___ Records provided
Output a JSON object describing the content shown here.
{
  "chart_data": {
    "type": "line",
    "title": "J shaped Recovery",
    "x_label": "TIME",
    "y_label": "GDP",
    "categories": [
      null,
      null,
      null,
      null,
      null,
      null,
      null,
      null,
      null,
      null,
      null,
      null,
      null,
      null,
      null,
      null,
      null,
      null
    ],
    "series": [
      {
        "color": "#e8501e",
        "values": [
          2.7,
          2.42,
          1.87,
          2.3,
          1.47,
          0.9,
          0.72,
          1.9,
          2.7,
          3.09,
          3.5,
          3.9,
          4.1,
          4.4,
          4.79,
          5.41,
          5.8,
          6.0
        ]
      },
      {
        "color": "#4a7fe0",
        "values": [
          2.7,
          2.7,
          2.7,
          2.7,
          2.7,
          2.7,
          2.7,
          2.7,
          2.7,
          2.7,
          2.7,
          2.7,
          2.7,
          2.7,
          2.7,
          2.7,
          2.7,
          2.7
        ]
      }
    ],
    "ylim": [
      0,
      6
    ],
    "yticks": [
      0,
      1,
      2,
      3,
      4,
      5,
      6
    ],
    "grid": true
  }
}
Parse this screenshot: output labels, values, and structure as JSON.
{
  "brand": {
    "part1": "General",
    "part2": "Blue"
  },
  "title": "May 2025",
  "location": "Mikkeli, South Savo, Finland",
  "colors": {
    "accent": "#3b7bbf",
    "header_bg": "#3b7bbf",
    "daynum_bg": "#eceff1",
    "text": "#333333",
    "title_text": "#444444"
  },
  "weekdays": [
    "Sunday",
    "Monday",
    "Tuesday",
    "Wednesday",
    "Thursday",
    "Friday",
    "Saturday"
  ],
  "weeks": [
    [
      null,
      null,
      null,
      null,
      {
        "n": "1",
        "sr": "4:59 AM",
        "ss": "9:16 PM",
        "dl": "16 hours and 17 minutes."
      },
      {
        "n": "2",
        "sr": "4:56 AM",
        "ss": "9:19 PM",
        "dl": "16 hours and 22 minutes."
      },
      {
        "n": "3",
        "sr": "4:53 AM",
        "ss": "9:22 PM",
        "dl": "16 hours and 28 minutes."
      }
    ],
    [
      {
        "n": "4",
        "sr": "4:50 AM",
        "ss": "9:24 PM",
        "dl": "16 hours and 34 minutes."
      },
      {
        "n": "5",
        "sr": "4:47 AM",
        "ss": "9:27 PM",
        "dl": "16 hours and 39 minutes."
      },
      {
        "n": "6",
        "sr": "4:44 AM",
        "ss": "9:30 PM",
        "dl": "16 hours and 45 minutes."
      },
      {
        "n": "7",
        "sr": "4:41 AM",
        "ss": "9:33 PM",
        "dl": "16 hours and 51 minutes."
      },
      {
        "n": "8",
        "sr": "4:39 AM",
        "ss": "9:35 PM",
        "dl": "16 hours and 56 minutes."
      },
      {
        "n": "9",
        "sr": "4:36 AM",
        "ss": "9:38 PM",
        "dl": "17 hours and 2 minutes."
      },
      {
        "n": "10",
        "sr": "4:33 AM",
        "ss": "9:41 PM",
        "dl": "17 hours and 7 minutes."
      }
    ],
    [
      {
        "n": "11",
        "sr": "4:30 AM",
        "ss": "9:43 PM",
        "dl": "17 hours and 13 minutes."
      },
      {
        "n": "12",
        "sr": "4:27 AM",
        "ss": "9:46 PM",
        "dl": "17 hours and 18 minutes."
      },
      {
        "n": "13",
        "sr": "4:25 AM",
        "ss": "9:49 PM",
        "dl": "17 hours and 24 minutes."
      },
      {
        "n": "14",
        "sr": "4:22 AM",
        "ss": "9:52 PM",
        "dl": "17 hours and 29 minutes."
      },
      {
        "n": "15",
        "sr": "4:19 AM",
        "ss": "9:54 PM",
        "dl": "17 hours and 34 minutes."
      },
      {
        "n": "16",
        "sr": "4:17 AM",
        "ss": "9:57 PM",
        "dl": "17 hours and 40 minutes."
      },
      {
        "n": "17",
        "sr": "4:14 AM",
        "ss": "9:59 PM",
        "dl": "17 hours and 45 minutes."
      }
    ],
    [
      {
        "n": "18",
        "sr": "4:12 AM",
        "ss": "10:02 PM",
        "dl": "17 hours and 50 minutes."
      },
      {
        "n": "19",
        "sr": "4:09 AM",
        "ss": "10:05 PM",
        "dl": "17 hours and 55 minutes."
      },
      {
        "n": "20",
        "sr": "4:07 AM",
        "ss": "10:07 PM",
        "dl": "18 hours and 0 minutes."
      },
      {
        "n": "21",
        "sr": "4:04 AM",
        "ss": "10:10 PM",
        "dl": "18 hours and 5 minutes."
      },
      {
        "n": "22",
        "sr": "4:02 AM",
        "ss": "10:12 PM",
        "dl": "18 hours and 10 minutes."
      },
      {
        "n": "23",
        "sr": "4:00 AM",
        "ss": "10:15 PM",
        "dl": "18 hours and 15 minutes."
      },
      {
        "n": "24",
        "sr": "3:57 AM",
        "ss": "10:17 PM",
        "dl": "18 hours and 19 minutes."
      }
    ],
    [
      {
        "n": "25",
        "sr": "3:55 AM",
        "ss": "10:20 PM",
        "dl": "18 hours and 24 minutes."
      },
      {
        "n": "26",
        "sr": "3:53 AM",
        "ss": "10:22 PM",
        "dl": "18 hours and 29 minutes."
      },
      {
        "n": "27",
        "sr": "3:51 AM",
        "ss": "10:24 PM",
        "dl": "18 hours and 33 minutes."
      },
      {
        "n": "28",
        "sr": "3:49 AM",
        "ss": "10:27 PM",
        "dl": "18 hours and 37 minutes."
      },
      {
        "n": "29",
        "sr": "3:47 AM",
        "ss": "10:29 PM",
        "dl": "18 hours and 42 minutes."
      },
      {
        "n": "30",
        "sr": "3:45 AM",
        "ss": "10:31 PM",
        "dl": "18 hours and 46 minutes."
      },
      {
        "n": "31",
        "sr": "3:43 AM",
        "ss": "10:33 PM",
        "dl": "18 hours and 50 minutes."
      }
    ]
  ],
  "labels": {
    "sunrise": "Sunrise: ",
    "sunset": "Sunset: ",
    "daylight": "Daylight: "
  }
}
______
## Problem
Report how many lines in the listing include the word "labels". Give nothing but the count.

## Correct answer
2